Start of EXTRACTED ENTRIES

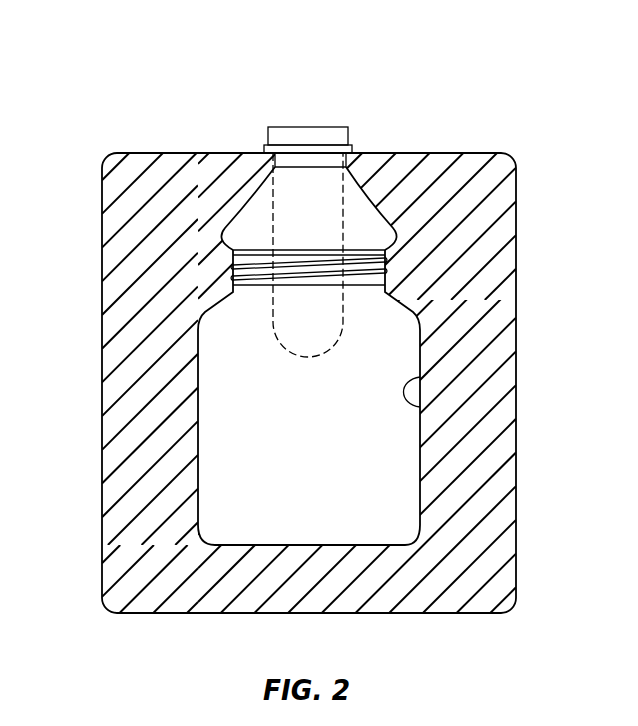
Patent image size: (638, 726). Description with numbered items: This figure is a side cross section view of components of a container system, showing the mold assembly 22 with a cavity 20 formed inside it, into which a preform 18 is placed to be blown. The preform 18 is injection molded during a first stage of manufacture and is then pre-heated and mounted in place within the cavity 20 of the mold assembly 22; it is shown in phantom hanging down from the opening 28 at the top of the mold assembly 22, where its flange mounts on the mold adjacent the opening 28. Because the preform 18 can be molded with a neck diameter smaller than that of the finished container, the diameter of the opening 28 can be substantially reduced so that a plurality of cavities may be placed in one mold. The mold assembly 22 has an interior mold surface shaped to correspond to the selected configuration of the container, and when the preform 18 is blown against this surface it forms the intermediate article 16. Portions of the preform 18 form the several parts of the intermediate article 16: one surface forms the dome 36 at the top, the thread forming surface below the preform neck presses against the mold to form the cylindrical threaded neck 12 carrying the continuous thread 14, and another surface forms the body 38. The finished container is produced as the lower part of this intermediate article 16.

The threaded neck 12 is at (368, 280).
The continuous thread 14 is at (384, 257).
The intermediate article 16 is at (185, 348).
The preform 18 is at (277, 208).
The cavity 20 is at (420, 377).
The mold assembly 22 is at (485, 522).
The opening 28 is at (334, 148).
The dome 36 is at (223, 228).
The body 38 is at (223, 477).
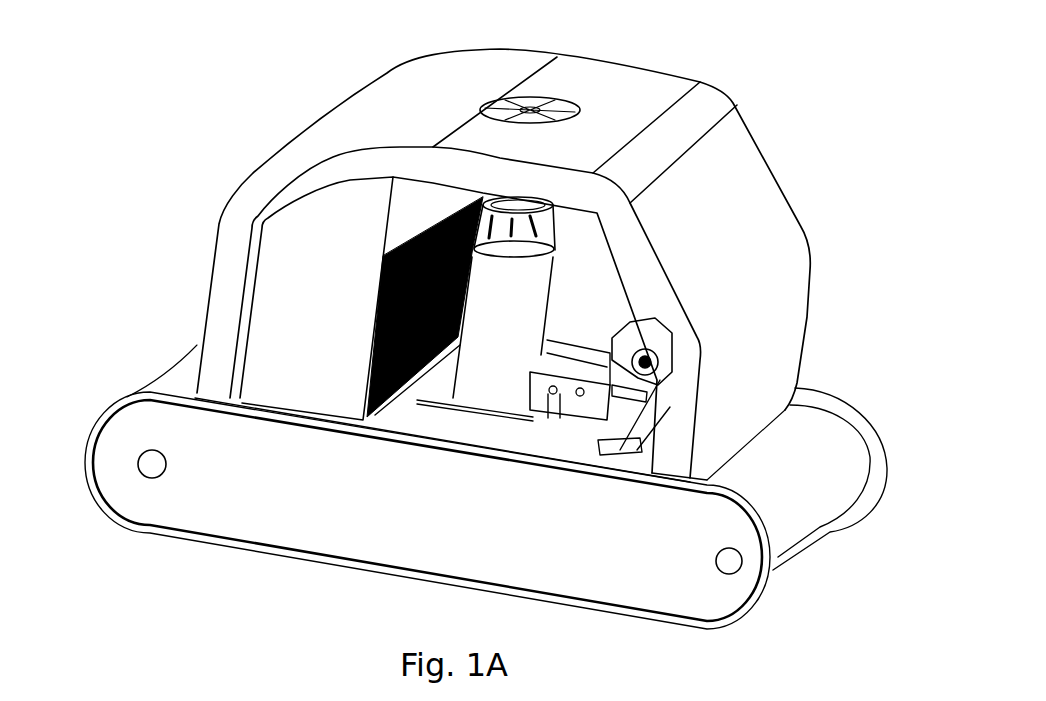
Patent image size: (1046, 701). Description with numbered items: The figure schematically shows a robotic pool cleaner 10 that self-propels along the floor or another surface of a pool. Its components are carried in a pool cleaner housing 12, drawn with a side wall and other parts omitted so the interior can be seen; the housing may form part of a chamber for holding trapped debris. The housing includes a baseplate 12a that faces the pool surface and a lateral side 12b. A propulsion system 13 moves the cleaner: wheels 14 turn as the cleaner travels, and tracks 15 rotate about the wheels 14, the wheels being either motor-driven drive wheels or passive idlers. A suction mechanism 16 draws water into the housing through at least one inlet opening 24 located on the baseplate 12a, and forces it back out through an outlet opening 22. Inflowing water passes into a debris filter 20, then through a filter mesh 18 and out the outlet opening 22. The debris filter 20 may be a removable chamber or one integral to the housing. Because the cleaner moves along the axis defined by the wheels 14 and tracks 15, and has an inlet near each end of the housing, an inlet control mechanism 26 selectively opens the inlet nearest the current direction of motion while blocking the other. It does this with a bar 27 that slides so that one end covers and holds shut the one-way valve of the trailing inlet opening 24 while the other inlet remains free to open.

The robotic pool cleaner 10 is at (268, 77).
The pool cleaner housing 12 is at (757, 180).
The baseplate 12a is at (641, 457).
The lateral side 12b is at (206, 315).
The propulsion system 13 is at (402, 536).
The wheels 14 is at (803, 530).
The tracks 15 is at (232, 535).
The suction mechanism 16 is at (552, 290).
The filter mesh 18 is at (385, 397).
The debris filter 20 is at (278, 312).
The outlet opening 22 is at (533, 113).
The inlet opening 24 is at (648, 413).
The inlet control mechanism 26 is at (510, 435).
The bar 27 is at (537, 418).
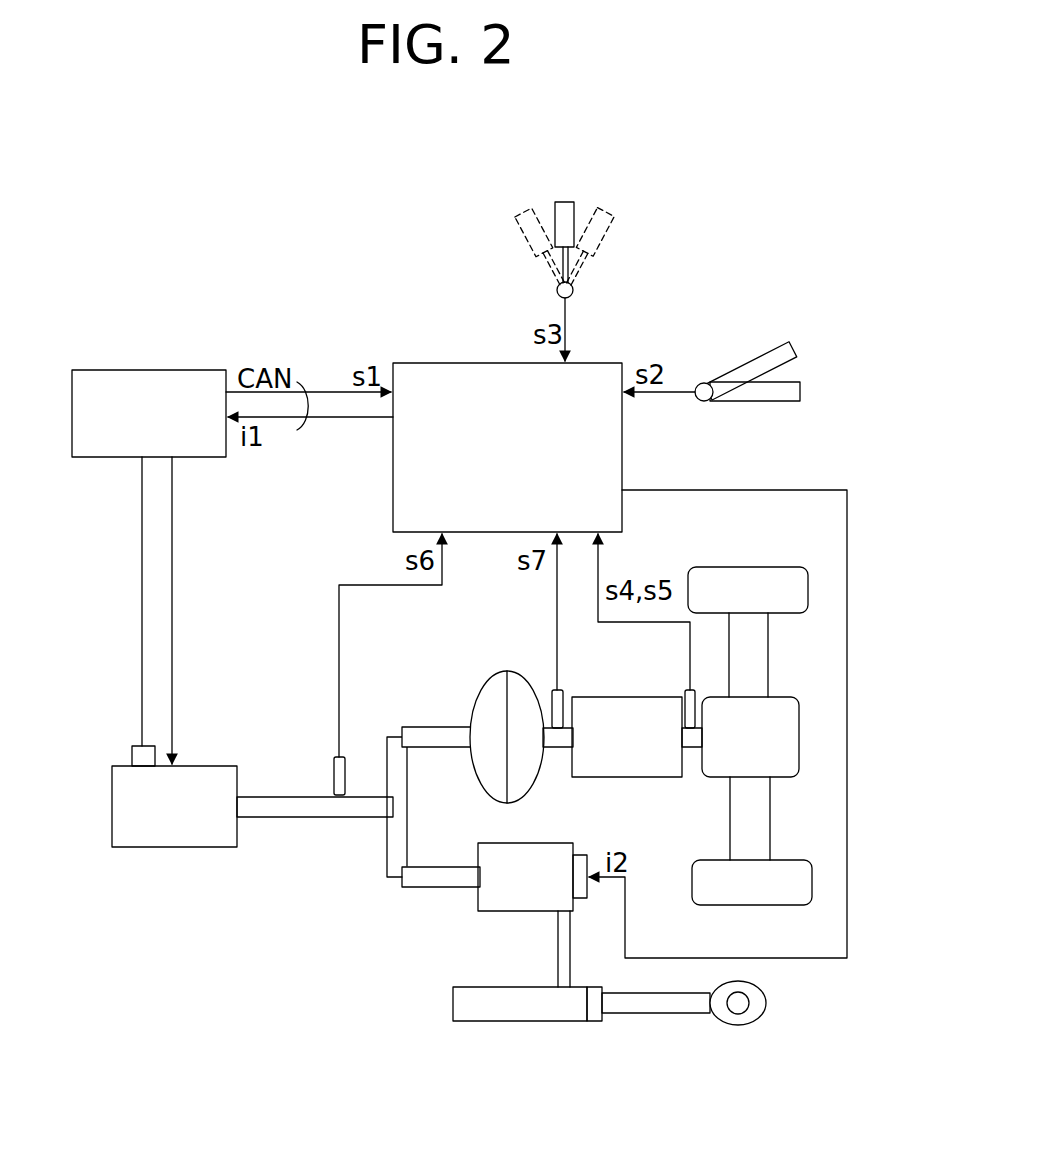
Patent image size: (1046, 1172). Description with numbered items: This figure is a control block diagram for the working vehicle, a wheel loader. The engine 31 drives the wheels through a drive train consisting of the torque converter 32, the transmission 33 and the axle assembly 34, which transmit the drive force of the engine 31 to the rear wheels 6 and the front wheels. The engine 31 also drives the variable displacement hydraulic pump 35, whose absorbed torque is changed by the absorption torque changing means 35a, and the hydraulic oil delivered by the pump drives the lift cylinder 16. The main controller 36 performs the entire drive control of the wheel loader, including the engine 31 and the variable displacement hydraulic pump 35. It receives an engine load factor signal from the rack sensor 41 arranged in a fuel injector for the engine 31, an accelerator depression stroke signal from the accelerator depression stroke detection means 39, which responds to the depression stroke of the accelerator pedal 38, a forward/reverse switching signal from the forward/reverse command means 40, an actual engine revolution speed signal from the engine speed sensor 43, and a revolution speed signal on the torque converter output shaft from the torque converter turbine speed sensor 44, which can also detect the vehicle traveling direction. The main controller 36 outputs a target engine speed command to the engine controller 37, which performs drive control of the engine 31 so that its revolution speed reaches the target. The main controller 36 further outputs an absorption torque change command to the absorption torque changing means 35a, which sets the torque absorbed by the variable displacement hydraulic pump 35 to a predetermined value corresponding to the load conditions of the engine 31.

The main controller 36 is at (440, 382).
The engine controller 37 is at (107, 375).
The forward/reverse command means 40 is at (535, 234).
The accelerator pedal 38 is at (777, 348).
The accelerator depression stroke detection means 39 is at (700, 384).
The engine 31 is at (136, 834).
The rack sensor 41 is at (140, 750).
The engine speed sensor 43 is at (334, 768).
The torque converter 32 is at (492, 697).
The torque converter turbine speed sensor 44 is at (554, 692).
The transmission 33 is at (626, 708).
The axle assembly 34 is at (720, 780).
The rear wheels 6 is at (714, 580).
The variable displacement hydraulic pump 35 is at (501, 902).
The absorption torque changing means 35a is at (584, 854).
The lift cylinder 16 is at (494, 1024).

End of EXTRACTED ENTRIES

- AIM
Turn every line of the rows above into a Markdown table with two columns, Number and Text. Number the lines in order, and leave out the blank lines and the pictures.

- EXERCISE RESPONSE
| Number | Text |
|---|---|
| 1 | Patent image size: (638, 726). Description with numbered items: This figure is a side cross section view of components of a container system, showing the mold assembly 22 with a cavity 20 formed inside it, into which a preform 18 is placed to be blown. The preform 18 is injection molded during a first stage of manufacture and is then pre-heated and mounted in place within the cavity 20 of the mold assembly 22; it is shown in phantom hanging down from the opening 28 at the top of the mold assembly 22, where its flange mounts on the mold adjacent the opening 28. Because the preform 18 can be molded with a neck diameter smaller than that of the finished container, the diameter of the opening 28 can be substantially reduced so that a plurality of cavities may be placed in one mold. The mold assembly 22 has an interior mold surface shaped to correspond to the selected configuration of the container, and when the preform 18 is blown against this surface it forms the intermediate article 16. Portions of the preform 18 form the several parts of the intermediate article 16: one surface forms the dome 36 at the top, the thread forming surface below the preform neck presses against the mold to form the cylindrical threaded neck 12 carrying the continuous thread 14, and another surface forms the body 38. The finished container is produced as the lower part of this intermediate article 16. |
| 2 | The threaded neck 12 is at (368, 280). |
| 3 | The continuous thread 14 is at (384, 257). |
| 4 | The intermediate article 16 is at (185, 348). |
| 5 | The preform 18 is at (277, 208). |
| 6 | The cavity 20 is at (420, 377). |
| 7 | The mold assembly 22 is at (485, 522). |
| 8 | The opening 28 is at (334, 148). |
| 9 | The dome 36 is at (223, 228). |
| 10 | The body 38 is at (223, 477). |
| 11 | Patent image size: (1046, 701). Description with numbered items: The figure schematically shows a robotic pool cleaner 10 that self-propels along the floor or another surface of a pool. Its components are carried in a pool cleaner housing 12, drawn with a side wall and other parts omitted so the interior can be seen; the housing may form part of a chamber for holding trapped debris. The housing includes a baseplate 12a that faces the pool surface and a lateral side 12b. A propulsion system 13 moves the cleaner: wheels 14 turn as the cleaner travels, and tracks 15 rotate about the wheels 14, the wheels being either motor-driven drive wheels or passive idlers. A suction mechanism 16 draws water into the housing through at least one inlet opening 24 located on the baseplate 12a, and forces it back out through an outlet opening 22. Inflowing water passes into a debris filter 20, then through a filter mesh 18 and out the outlet opening 22. The debris filter 20 may be a removable chamber or one integral to the housing. Because the cleaner moves along the axis defined by the wheels 14 and tracks 15, and has an inlet near each end of the housing, an inlet control mechanism 26 selectively opens the inlet nearest the current direction of motion while blocking the other. It does this with a bar 27 that slides so that one end covers and holds shut the one-way valve of the trailing inlet opening 24 while the other inlet remains free to open. |
| 12 | The robotic pool cleaner 10 is at (268, 77). |
| 13 | The pool cleaner housing 12 is at (757, 180). |
| 14 | The baseplate 12a is at (641, 457). |
| 15 | The lateral side 12b is at (206, 315). |
| 16 | The propulsion system 13 is at (402, 536). |
| 17 | The wheels 14 is at (803, 530). |
| 18 | The tracks 15 is at (232, 535). |
| 19 | The suction mechanism 16 is at (552, 290). |
| 20 | The filter mesh 18 is at (385, 397). |
| 21 | The debris filter 20 is at (278, 312). |
| 22 | The outlet opening 22 is at (533, 113). |
| 23 | The inlet opening 24 is at (648, 413). |
| 24 | The inlet control mechanism 26 is at (510, 435). |
| 25 | The bar 27 is at (537, 418). |
| 26 | Patent image size: (1046, 1172). Description with numbered items: This figure is a control block diagram for the working vehicle, a wheel loader. The engine 31 drives the wheels through a drive train consisting of the torque converter 32, the transmission 33 and the axle assembly 34, which transmit the drive force of the engine 31 to the rear wheels 6 and the front wheels. The engine 31 also drives the variable displacement hydraulic pump 35, whose absorbed torque is changed by the absorption torque changing means 35a, and the hydraulic oil delivered by the pump drives the lift cylinder 16. The main controller 36 performs the entire drive control of the wheel loader, including the engine 31 and the variable displacement hydraulic pump 35. It receives an engine load factor signal from the rack sensor 41 arranged in a fuel injector for the engine 31, an accelerator depression stroke signal from the accelerator depression stroke detection means 39, which responds to the depression stroke of the accelerator pedal 38, a forward/reverse switching signal from the forward/reverse command means 40, an actual engine revolution speed signal from the engine speed sensor 43, and a revolution speed signal on the torque converter output shaft from the torque converter turbine speed sensor 44, which can also detect the vehicle traveling direction. The main controller 36 outputs a target engine speed command to the engine controller 37, which performs drive control of the engine 31 so that its revolution speed reaches the target. The main controller 36 further outputs an absorption torque change command to the absorption torque changing means 35a, which sets the torque absorbed by the variable displacement hydraulic pump 35 to a predetermined value corresponding to the load conditions of the engine 31. |
| 27 | The main controller 36 is at (440, 382). |
| 28 | The engine controller 37 is at (107, 375). |
| 29 | The forward/reverse command means 40 is at (535, 234). |
| 30 | The accelerator pedal 38 is at (777, 348). |
| 31 | The accelerator depression stroke detection means 39 is at (700, 384). |
| 32 | The engine 31 is at (136, 834). |
| 33 | The rack sensor 41 is at (140, 750). |
| 34 | The engine speed sensor 43 is at (334, 768). |
| 35 | The torque converter 32 is at (492, 697). |
| 36 | The torque converter turbine speed sensor 44 is at (554, 692). |
| 37 | The transmission 33 is at (626, 708). |
| 38 | The axle assembly 34 is at (720, 780). |
| 39 | The rear wheels 6 is at (714, 580). |
| 40 | The variable displacement hydraulic pump 35 is at (501, 902). |
| 41 | The absorption torque changing means 35a is at (584, 854). |
| 42 | The lift cylinder 16 is at (494, 1024). |